(Extracted data entries)
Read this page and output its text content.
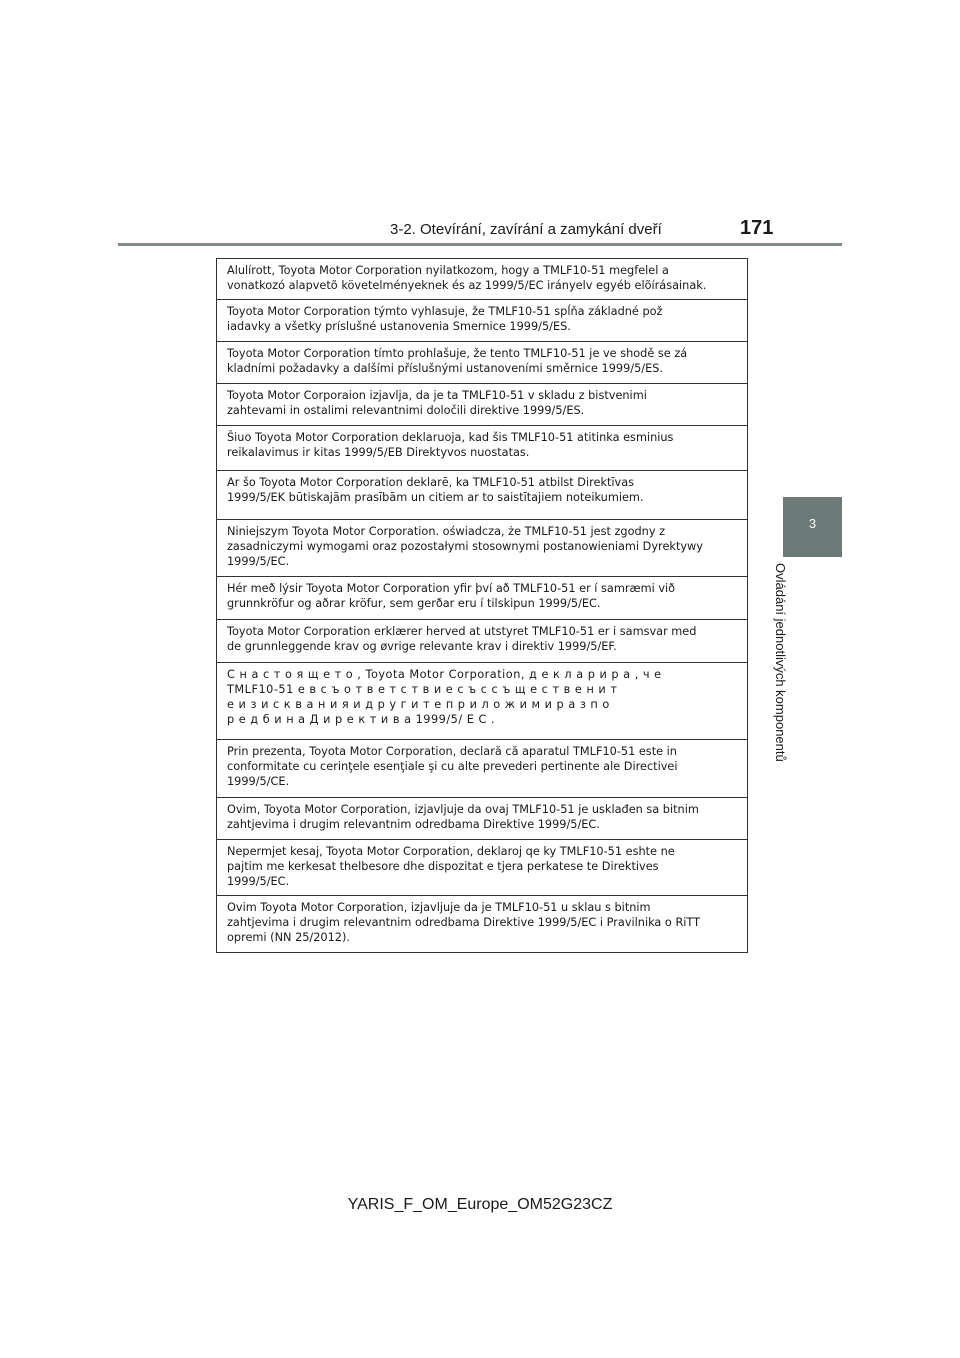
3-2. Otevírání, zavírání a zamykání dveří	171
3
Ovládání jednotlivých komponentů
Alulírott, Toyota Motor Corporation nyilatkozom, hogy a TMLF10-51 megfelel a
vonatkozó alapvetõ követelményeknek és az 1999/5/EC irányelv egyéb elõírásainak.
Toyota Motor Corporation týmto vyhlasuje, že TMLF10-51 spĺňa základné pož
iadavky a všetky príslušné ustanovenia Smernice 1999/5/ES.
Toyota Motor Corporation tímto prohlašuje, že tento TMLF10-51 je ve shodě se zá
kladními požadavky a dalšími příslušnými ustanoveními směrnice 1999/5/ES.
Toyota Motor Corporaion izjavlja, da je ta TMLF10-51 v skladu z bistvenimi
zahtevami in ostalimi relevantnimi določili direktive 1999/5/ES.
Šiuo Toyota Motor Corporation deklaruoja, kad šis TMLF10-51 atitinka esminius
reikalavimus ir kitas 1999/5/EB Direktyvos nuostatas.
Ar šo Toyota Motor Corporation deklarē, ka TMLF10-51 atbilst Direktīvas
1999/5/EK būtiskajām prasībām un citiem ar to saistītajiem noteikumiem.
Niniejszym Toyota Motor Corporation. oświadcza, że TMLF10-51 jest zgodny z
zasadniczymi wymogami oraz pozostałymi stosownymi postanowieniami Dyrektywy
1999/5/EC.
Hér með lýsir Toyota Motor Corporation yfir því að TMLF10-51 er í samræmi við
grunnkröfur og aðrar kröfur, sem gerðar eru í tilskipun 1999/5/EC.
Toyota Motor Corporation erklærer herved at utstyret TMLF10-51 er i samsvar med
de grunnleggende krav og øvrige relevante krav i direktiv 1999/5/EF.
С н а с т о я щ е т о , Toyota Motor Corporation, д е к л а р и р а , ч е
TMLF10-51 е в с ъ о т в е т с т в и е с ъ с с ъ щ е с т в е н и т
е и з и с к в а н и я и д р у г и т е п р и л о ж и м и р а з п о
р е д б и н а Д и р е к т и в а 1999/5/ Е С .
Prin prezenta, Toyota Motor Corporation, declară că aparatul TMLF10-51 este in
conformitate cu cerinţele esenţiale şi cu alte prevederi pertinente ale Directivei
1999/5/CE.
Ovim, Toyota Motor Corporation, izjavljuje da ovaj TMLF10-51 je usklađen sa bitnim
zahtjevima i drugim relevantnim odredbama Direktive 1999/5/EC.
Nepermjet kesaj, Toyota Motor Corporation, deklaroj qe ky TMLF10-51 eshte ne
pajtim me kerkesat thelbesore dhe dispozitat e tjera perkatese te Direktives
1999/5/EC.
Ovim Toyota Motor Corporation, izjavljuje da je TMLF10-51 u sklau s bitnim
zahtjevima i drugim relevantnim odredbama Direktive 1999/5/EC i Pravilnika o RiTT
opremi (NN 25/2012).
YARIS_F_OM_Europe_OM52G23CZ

- **Instructions to follow**:
Each line in the listing above that contains "bitnim" should be copied.

- **The reply**:
Ovim, Toyota Motor Corporation, izjavljuje da ovaj TMLF10-51 je usklađen sa bitnim
Ovim Toyota Motor Corporation, izjavljuje da je TMLF10-51 u sklau s bitnim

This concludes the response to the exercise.